→ **THE INPUT**
━━━━━━━━━━

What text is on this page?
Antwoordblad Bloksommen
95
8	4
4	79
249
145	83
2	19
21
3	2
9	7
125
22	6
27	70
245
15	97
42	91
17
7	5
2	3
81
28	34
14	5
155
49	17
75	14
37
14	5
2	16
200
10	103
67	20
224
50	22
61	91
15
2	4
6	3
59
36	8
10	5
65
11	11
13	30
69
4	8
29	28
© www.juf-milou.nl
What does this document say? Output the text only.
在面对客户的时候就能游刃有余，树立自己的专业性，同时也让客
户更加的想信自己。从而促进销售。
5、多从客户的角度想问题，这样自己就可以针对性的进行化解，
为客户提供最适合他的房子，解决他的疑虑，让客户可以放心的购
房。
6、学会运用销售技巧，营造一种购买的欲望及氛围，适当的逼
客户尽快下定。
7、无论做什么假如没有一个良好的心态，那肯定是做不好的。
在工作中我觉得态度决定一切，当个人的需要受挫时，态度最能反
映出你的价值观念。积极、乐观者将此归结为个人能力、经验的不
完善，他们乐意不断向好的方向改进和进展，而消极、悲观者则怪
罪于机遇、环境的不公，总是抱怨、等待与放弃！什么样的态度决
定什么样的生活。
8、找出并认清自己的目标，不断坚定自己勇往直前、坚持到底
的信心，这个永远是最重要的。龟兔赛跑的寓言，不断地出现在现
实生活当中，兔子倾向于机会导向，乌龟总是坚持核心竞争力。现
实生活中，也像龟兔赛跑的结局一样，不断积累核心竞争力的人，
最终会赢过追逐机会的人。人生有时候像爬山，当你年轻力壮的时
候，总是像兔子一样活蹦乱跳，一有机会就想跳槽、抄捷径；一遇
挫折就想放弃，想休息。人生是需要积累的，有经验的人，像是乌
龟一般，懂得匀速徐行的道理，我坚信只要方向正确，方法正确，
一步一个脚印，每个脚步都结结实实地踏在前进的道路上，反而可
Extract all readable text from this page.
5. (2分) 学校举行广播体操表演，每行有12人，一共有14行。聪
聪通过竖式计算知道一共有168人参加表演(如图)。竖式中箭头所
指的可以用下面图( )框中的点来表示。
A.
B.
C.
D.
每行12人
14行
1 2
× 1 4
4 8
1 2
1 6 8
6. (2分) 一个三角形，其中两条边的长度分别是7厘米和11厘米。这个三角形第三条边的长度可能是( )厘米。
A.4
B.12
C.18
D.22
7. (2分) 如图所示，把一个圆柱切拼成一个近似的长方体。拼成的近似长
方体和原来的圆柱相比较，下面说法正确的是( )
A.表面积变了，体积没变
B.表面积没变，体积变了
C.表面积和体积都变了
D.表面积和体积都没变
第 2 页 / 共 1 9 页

━━━━━━━━━━

→ **GOAL**
Reproduce each entry exactly, leaving out nothing.

→ **RESULT**
What text is on this page?
Antwoordblad Bloksommen
95
8	4
4	79
249
145	83
2	19
21
3	2
9	7
125
22	6
27	70
245
15	97
42	91
17
7	5
2	3
81
28	34
14	5
155
49	17
75	14
37
14	5
2	16
200
10	103
67	20
224
50	22
61	91
15
2	4
6	3
59
36	8
10	5
65
11	11
13	30
69
4	8
29	28
© www.juf-milou.nl
What does this document say? Output the text only.
在面对客户的时候就能游刃有余，树立自己的专业性，同时也让客
户更加的想信自己。从而促进销售。
5、多从客户的角度想问题，这样自己就可以针对性的进行化解，
为客户提供最适合他的房子，解决他的疑虑，让客户可以放心的购
房。
6、学会运用销售技巧，营造一种购买的欲望及氛围，适当的逼
客户尽快下定。
7、无论做什么假如没有一个良好的心态，那肯定是做不好的。
在工作中我觉得态度决定一切，当个人的需要受挫时，态度最能反
映出你的价值观念。积极、乐观者将此归结为个人能力、经验的不
完善，他们乐意不断向好的方向改进和进展，而消极、悲观者则怪
罪于机遇、环境的不公，总是抱怨、等待与放弃！什么样的态度决
定什么样的生活。
8、找出并认清自己的目标，不断坚定自己勇往直前、坚持到底
的信心，这个永远是最重要的。龟兔赛跑的寓言，不断地出现在现
实生活当中，兔子倾向于机会导向，乌龟总是坚持核心竞争力。现
实生活中，也像龟兔赛跑的结局一样，不断积累核心竞争力的人，
最终会赢过追逐机会的人。人生有时候像爬山，当你年轻力壮的时
候，总是像兔子一样活蹦乱跳，一有机会就想跳槽、抄捷径；一遇
挫折就想放弃，想休息。人生是需要积累的，有经验的人，像是乌
龟一般，懂得匀速徐行的道理，我坚信只要方向正确，方法正确，
一步一个脚印，每个脚步都结结实实地踏在前进的道路上，反而可
Extract all readable text from this page.
5. (2分) 学校举行广播体操表演，每行有12人，一共有14行。聪
聪通过竖式计算知道一共有168人参加表演(如图)。竖式中箭头所
指的可以用下面图( )框中的点来表示。
A.
B.
C.
D.
每行12人
14行
1 2
× 1 4
4 8
1 2
1 6 8
6. (2分) 一个三角形，其中两条边的长度分别是7厘米和11厘米。这个三角形第三条边的长度可能是( )厘米。
A.4
B.12
C.18
D.22
7. (2分) 如图所示，把一个圆柱切拼成一个近似的长方体。拼成的近似长
方体和原来的圆柱相比较，下面说法正确的是( )
A.表面积变了，体积没变
B.表面积没变，体积变了
C.表面积和体积都变了
D.表面积和体积都没变
第 2 页 / 共 1 9 页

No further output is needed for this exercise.